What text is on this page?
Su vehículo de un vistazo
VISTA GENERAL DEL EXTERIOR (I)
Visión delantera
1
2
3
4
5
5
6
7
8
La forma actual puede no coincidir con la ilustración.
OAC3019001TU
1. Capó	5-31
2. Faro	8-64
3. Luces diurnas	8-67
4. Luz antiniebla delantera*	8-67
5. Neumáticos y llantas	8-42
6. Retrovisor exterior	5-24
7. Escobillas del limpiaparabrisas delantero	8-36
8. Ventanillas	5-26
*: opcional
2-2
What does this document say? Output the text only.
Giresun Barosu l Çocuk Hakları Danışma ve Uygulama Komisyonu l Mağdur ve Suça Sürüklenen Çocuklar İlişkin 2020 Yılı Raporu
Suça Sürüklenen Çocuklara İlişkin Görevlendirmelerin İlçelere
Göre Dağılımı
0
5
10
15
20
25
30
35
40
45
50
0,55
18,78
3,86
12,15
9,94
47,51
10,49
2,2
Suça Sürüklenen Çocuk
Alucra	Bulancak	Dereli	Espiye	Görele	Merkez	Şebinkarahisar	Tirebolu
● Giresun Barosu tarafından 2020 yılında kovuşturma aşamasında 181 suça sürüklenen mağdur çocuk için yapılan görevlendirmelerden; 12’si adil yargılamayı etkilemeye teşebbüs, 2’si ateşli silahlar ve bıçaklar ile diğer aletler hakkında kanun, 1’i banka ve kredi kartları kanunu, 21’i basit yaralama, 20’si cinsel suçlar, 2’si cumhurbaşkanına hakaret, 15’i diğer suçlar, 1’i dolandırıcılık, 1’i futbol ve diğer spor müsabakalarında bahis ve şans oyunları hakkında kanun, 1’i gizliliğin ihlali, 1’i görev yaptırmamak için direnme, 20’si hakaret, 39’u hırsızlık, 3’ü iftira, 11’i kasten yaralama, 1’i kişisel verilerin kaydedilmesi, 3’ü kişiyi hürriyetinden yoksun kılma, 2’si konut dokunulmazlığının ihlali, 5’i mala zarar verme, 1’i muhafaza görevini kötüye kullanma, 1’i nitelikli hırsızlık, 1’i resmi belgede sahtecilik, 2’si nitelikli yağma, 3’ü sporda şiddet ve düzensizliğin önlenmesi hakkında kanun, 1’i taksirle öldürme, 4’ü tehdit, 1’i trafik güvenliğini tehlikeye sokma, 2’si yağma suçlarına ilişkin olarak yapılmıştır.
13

» Directive: Tell how many lines above contain the word "this". Give the number alone.

» Completed exercise: 2